Problem statement> Find the lines that contain the word "description" and copy each one.

Material for the task>
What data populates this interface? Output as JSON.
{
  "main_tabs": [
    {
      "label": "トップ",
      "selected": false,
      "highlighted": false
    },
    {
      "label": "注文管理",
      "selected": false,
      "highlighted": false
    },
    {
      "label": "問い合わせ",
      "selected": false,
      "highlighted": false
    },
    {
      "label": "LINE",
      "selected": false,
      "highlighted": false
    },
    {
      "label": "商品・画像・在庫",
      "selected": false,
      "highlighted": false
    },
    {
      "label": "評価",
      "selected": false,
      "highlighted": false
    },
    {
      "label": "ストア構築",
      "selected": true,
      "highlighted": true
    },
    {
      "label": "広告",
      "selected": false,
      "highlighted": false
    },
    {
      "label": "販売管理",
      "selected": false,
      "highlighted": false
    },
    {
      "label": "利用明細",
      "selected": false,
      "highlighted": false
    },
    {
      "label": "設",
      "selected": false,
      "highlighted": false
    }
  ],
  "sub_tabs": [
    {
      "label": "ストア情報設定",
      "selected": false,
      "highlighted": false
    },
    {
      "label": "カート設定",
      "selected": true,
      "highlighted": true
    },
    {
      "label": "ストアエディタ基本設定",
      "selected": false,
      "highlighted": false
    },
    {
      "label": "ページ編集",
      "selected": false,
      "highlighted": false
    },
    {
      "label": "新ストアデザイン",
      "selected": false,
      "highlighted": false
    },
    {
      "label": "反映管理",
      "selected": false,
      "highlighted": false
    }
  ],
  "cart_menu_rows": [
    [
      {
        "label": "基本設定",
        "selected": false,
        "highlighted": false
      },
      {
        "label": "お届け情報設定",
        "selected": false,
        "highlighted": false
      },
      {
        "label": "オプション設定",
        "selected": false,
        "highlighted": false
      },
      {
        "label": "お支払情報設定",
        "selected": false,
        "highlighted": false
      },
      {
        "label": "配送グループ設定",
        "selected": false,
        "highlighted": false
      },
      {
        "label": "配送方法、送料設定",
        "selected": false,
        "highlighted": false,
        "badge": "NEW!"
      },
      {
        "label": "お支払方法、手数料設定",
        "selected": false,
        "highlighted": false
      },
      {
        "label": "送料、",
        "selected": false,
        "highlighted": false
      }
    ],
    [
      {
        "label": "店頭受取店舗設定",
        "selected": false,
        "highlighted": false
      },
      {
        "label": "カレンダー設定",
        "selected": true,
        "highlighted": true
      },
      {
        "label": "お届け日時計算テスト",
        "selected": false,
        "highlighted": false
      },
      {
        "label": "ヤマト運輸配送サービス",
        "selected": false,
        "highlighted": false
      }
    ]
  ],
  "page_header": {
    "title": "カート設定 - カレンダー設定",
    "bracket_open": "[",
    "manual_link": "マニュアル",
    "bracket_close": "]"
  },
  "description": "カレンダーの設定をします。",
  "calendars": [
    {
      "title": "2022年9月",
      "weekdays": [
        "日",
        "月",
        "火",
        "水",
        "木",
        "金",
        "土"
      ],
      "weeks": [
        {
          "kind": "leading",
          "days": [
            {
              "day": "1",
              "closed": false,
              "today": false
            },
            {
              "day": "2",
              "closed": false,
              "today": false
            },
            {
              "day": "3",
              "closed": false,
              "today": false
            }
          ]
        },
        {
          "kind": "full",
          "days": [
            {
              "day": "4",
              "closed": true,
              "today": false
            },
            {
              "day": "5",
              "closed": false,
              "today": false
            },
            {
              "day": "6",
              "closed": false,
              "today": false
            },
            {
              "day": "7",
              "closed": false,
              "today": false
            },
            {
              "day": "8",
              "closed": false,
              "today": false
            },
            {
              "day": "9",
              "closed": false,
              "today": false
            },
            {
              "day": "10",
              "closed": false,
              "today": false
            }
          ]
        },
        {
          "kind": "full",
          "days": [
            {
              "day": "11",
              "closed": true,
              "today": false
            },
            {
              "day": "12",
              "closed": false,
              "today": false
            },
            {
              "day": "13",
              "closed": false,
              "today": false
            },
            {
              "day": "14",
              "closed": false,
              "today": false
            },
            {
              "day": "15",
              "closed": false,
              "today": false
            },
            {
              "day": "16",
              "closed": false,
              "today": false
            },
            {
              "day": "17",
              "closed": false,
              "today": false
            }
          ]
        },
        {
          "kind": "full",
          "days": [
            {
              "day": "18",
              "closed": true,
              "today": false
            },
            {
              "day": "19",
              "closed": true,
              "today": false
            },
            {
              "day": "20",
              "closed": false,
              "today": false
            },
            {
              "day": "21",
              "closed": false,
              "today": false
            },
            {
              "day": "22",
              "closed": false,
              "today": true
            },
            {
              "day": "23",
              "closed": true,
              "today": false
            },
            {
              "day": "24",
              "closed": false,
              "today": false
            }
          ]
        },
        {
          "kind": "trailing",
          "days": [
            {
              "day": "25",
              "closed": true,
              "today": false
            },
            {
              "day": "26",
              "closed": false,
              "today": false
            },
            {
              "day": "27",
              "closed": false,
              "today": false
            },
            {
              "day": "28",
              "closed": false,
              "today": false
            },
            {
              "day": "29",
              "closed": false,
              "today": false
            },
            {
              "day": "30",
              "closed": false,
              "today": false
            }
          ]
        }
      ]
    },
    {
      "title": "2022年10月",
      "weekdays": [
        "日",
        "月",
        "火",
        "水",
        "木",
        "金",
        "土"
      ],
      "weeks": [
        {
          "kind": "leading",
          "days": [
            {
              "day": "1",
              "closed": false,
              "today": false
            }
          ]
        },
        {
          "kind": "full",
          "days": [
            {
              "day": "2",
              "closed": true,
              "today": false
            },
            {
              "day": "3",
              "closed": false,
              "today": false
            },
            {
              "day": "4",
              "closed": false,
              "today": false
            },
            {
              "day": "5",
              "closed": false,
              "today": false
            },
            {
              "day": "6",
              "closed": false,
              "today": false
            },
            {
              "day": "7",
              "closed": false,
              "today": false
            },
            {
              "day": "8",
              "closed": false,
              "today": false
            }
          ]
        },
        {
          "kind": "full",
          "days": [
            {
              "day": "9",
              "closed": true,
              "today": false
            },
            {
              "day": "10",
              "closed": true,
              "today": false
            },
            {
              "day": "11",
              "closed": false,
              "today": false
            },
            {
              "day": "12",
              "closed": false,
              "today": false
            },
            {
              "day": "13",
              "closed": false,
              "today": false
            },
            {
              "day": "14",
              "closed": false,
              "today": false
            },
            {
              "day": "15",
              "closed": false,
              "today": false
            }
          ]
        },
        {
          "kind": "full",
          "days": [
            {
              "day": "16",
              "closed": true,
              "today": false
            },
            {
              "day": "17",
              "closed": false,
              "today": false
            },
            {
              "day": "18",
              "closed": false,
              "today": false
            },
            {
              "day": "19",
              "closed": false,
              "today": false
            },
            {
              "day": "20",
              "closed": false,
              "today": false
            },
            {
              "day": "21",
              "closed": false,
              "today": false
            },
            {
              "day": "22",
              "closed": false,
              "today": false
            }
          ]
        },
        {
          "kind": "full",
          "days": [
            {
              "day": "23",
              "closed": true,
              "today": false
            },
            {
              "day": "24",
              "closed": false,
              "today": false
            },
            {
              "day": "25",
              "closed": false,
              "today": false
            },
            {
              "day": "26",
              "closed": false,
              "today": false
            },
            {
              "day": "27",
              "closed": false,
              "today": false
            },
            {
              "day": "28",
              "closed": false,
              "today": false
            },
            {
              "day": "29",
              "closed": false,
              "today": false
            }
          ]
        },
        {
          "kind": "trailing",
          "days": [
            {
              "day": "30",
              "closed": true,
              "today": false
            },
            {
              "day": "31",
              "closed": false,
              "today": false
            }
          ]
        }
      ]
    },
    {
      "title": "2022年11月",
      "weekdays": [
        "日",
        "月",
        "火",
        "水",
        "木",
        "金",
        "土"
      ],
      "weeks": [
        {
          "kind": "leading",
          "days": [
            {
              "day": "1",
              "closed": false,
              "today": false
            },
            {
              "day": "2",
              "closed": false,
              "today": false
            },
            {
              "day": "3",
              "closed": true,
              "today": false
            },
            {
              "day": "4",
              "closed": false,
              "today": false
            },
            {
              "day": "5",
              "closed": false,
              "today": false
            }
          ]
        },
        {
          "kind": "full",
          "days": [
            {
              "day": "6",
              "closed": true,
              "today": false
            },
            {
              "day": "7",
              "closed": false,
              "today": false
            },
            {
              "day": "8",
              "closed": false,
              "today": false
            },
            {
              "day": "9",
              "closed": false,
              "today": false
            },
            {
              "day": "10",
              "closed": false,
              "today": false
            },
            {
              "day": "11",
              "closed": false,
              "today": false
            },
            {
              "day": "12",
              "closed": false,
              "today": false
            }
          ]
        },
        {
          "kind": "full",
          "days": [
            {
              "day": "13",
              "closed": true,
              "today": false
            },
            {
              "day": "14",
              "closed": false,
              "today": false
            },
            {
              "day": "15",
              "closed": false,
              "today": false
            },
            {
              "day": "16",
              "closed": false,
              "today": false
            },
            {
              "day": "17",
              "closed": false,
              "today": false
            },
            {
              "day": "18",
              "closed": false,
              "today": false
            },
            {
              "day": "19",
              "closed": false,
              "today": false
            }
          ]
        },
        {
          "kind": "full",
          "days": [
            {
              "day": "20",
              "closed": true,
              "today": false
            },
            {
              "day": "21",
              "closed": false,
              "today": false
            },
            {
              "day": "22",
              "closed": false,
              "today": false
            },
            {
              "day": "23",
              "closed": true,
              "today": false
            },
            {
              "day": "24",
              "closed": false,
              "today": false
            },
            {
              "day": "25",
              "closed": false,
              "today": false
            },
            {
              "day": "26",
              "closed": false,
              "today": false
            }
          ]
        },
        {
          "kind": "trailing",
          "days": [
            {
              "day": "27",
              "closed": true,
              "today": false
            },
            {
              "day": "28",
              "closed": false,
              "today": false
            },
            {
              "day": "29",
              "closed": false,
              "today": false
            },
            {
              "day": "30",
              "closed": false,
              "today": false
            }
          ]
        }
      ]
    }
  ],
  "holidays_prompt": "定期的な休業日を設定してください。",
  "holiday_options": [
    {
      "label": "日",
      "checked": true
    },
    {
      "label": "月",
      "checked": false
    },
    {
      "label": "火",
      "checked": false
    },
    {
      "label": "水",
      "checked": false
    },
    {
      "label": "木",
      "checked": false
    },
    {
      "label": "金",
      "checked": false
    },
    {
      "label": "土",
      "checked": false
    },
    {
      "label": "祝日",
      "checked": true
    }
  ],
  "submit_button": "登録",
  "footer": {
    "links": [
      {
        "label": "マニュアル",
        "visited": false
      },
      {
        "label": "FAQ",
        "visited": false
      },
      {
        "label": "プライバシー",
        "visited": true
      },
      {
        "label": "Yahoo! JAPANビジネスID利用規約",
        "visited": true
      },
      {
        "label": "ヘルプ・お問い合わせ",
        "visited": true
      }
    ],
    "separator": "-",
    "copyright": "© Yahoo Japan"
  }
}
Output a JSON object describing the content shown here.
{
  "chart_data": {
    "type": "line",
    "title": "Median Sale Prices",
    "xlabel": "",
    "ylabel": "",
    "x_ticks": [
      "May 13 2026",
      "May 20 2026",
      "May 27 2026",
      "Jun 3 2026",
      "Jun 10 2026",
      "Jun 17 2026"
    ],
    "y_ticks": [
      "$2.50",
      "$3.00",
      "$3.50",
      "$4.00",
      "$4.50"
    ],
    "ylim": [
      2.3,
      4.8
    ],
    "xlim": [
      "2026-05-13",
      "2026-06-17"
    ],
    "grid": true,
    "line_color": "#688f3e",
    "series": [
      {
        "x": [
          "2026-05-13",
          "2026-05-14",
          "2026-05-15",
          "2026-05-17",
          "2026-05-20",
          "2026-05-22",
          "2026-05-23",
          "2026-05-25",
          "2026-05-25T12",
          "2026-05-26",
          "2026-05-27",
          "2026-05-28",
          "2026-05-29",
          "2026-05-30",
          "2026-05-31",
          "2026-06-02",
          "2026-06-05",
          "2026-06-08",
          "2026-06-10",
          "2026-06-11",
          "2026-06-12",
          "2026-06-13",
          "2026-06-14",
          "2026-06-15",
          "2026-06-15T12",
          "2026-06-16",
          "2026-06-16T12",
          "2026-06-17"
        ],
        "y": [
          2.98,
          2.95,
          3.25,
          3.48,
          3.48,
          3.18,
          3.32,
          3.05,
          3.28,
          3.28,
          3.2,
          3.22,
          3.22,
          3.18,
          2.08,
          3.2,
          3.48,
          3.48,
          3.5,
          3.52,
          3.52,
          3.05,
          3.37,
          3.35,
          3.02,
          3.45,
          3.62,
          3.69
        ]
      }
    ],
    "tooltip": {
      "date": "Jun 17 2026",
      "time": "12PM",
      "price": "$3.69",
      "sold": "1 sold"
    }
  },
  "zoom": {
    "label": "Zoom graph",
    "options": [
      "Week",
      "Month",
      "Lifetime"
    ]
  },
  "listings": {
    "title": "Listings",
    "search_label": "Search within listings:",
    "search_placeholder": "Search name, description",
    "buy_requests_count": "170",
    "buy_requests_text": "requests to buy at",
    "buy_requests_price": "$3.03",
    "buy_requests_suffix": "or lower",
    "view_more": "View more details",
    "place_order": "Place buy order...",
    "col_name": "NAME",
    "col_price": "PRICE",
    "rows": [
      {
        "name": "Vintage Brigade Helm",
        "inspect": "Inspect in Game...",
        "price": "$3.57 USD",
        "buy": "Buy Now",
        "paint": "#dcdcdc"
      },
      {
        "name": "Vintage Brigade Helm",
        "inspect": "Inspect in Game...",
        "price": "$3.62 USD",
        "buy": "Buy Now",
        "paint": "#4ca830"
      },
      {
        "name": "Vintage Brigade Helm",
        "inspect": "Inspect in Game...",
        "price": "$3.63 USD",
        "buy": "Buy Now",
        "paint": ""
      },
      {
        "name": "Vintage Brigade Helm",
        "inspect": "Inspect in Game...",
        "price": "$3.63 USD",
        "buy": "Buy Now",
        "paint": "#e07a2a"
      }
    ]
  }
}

Written solution>
  "description": "カレンダーの設定をします。",
    "search_placeholder": "Search name, description",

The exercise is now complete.